— Start of DATASET EXTRACT —

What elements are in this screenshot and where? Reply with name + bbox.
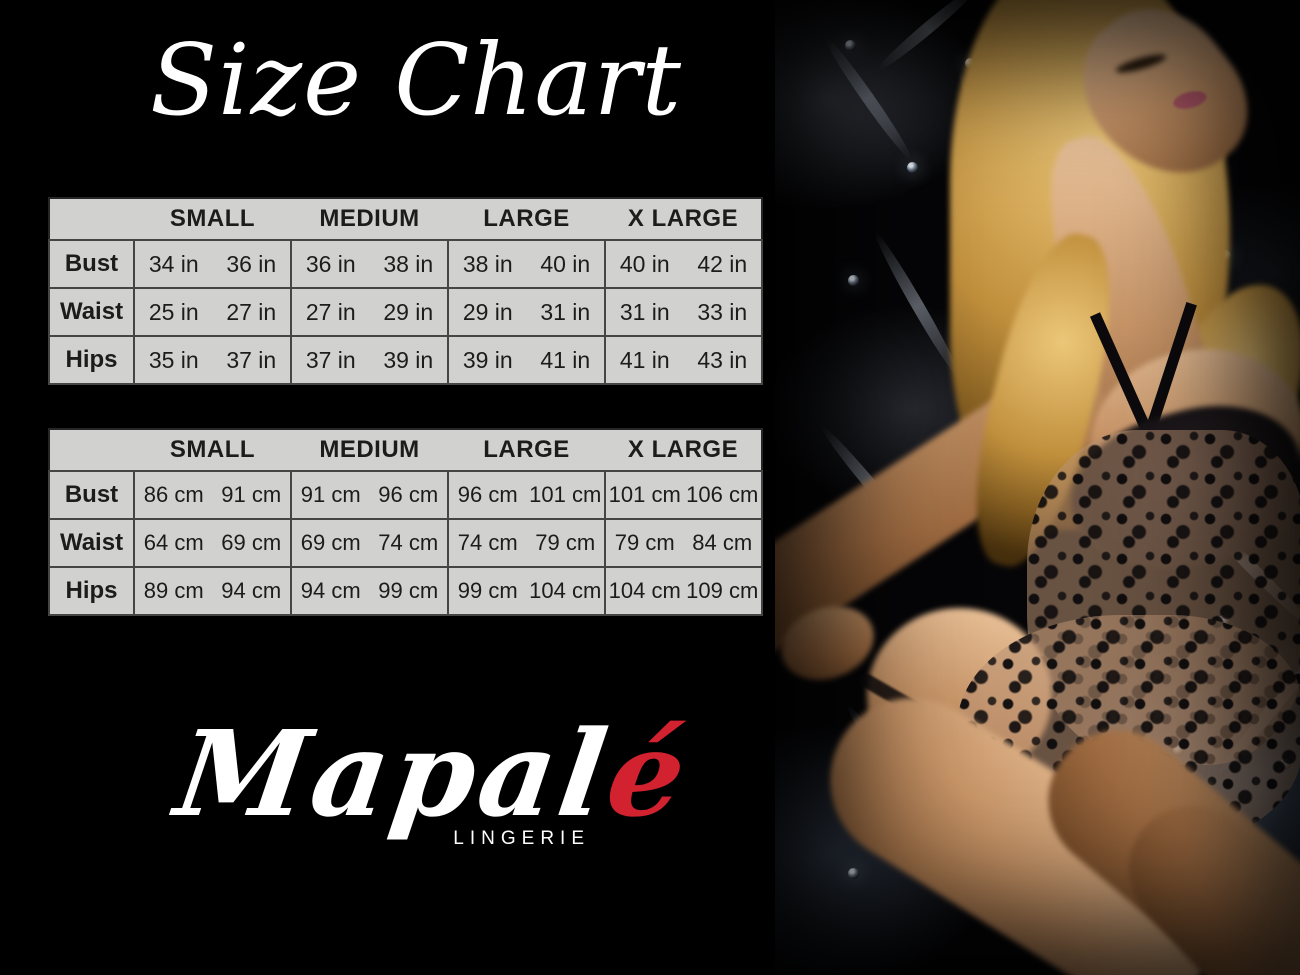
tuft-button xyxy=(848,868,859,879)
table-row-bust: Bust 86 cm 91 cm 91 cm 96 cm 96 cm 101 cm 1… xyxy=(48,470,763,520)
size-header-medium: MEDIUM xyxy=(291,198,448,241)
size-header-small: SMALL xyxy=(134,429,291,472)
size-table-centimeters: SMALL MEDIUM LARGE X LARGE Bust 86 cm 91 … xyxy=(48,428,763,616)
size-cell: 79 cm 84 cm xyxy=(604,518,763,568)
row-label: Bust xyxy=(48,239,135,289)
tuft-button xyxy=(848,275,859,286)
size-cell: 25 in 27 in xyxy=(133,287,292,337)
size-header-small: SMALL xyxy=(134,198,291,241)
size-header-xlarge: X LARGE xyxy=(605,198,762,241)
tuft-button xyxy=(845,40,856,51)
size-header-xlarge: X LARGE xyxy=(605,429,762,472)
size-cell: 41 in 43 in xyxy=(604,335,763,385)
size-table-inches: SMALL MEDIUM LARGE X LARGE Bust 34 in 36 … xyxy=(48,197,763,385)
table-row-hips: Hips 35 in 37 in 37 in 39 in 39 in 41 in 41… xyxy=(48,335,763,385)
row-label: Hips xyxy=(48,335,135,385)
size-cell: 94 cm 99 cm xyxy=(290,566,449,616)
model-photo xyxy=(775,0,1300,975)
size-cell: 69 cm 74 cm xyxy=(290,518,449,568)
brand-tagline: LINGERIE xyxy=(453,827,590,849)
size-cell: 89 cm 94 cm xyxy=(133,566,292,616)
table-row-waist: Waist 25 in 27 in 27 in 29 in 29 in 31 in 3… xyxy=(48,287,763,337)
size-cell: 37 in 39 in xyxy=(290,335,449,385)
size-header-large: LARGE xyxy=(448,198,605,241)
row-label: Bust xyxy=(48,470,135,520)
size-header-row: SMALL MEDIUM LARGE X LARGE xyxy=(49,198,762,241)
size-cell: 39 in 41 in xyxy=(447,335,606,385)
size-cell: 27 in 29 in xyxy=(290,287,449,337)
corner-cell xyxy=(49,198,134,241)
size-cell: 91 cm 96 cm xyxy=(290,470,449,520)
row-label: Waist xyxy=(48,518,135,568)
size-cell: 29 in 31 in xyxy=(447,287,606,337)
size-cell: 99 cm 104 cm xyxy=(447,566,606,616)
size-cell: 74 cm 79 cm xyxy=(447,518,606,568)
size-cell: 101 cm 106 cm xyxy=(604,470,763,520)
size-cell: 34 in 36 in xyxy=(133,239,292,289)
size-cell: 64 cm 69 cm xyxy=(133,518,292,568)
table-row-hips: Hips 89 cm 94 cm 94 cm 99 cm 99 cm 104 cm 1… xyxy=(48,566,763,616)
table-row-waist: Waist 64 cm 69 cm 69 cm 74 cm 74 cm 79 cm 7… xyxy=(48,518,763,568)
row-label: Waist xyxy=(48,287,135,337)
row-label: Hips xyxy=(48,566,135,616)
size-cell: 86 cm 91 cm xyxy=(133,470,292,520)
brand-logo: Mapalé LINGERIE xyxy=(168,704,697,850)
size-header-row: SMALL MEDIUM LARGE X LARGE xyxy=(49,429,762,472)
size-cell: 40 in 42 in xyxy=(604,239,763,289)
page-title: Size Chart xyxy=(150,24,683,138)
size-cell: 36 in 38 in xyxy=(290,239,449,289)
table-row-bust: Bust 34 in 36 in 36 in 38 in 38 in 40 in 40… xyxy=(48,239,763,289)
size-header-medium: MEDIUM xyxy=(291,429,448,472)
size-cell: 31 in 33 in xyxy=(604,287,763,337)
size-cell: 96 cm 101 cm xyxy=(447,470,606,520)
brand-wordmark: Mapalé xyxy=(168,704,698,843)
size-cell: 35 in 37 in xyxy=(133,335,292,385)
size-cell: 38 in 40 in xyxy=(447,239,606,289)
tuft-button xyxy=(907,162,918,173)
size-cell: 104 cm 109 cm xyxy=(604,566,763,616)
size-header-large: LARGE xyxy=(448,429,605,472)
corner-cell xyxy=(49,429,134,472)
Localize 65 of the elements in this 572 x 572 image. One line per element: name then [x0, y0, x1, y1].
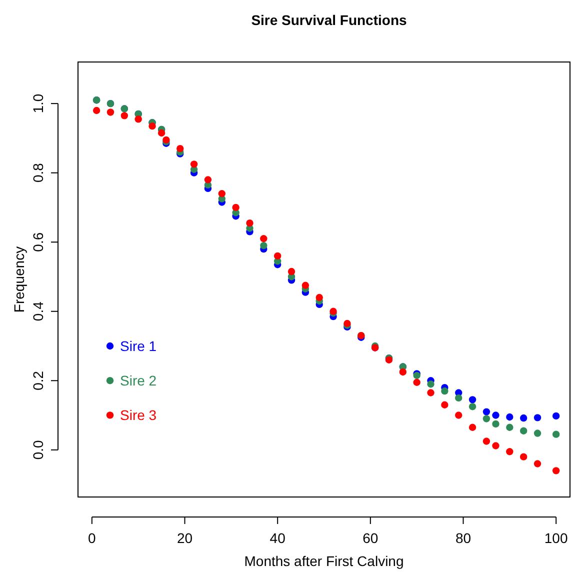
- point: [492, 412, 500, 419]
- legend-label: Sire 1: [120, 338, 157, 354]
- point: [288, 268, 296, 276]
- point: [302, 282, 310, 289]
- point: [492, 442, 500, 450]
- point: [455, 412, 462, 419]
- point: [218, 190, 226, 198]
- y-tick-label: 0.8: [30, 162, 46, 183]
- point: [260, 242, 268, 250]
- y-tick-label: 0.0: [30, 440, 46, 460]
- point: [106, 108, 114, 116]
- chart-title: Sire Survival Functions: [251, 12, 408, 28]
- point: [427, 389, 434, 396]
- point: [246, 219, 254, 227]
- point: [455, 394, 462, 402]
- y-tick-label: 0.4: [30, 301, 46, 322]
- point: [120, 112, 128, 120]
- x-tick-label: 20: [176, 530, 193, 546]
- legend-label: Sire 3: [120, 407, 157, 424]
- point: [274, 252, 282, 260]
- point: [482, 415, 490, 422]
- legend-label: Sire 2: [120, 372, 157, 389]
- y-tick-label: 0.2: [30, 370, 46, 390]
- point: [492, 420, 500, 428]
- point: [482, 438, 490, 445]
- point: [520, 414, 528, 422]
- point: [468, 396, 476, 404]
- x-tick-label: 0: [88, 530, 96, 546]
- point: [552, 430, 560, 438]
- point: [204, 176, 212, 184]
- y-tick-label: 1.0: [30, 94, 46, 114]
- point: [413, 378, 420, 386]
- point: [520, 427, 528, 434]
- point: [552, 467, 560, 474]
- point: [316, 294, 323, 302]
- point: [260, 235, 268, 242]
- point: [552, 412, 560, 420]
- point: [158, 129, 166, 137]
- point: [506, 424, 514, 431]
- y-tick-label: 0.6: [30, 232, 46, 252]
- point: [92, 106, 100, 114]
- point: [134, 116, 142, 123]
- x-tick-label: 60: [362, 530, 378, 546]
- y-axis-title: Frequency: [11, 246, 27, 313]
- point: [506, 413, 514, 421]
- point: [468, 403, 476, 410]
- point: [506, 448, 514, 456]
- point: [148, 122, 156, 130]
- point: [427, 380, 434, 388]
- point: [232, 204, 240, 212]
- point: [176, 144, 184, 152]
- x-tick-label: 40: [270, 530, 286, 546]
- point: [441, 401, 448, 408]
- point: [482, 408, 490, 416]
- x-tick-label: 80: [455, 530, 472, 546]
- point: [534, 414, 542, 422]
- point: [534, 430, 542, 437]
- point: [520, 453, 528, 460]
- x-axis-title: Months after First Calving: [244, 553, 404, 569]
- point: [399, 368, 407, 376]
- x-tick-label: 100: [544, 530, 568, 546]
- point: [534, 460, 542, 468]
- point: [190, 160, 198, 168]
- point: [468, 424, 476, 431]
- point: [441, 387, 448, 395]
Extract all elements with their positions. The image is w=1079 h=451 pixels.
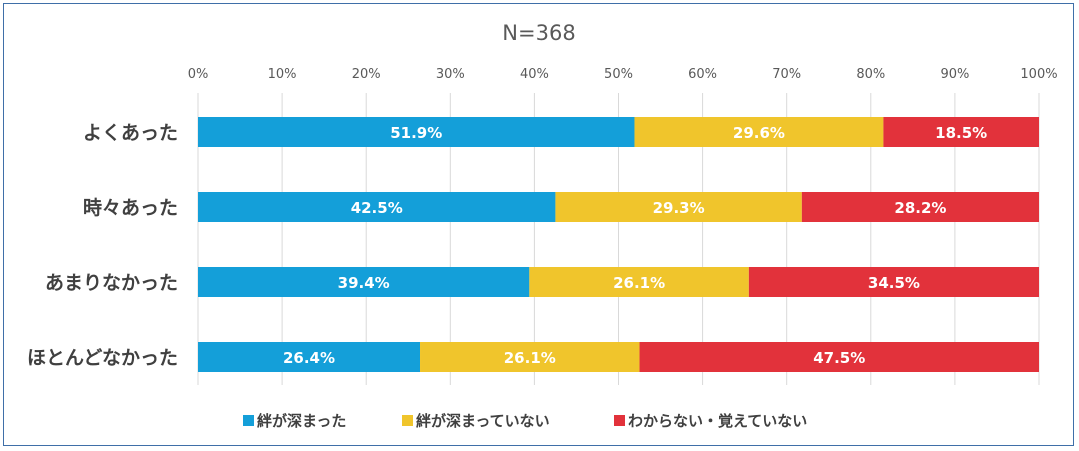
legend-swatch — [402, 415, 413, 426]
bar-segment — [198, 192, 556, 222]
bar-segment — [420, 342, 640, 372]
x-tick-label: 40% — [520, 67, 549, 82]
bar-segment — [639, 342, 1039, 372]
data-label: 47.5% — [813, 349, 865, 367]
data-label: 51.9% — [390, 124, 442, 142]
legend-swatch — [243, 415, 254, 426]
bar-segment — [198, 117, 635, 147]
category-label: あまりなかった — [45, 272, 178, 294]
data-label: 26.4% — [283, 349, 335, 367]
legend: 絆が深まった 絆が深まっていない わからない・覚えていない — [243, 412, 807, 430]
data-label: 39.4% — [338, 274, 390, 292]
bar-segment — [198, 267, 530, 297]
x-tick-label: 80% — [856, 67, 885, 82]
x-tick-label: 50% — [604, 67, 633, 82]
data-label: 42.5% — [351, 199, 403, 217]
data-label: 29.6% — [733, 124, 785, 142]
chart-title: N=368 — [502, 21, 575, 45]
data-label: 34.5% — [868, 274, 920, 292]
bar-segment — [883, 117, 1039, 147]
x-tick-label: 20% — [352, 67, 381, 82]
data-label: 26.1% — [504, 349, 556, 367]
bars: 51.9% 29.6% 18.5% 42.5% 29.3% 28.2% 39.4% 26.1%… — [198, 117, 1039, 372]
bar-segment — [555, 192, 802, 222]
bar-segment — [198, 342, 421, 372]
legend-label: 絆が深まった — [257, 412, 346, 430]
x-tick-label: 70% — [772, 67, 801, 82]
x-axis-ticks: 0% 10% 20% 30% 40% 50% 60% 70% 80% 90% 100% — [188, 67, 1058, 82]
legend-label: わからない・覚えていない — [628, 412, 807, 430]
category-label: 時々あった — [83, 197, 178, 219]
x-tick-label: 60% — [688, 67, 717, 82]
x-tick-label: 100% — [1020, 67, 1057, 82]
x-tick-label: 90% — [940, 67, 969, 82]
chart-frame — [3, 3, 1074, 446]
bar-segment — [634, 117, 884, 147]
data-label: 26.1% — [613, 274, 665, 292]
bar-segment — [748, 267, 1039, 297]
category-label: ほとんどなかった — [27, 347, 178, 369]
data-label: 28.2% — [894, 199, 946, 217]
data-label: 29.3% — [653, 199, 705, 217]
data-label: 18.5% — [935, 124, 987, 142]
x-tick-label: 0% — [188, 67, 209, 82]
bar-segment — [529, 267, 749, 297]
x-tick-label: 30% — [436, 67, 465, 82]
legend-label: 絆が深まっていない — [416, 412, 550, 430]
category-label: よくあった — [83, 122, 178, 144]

— End of DATASET EXTRACT —

◆ **WRITTEN EXERCISE**: Gather every line from the entries above that contains the string "this", and copy each such line in full.

◆ **CORRECT RESPONSE**:
What elements are in this screenshot and where? Reply with name + bbox.
Localize 65 of the elements in this 572 x 572 image. One line per element: name then [x0, y0, x1, y1].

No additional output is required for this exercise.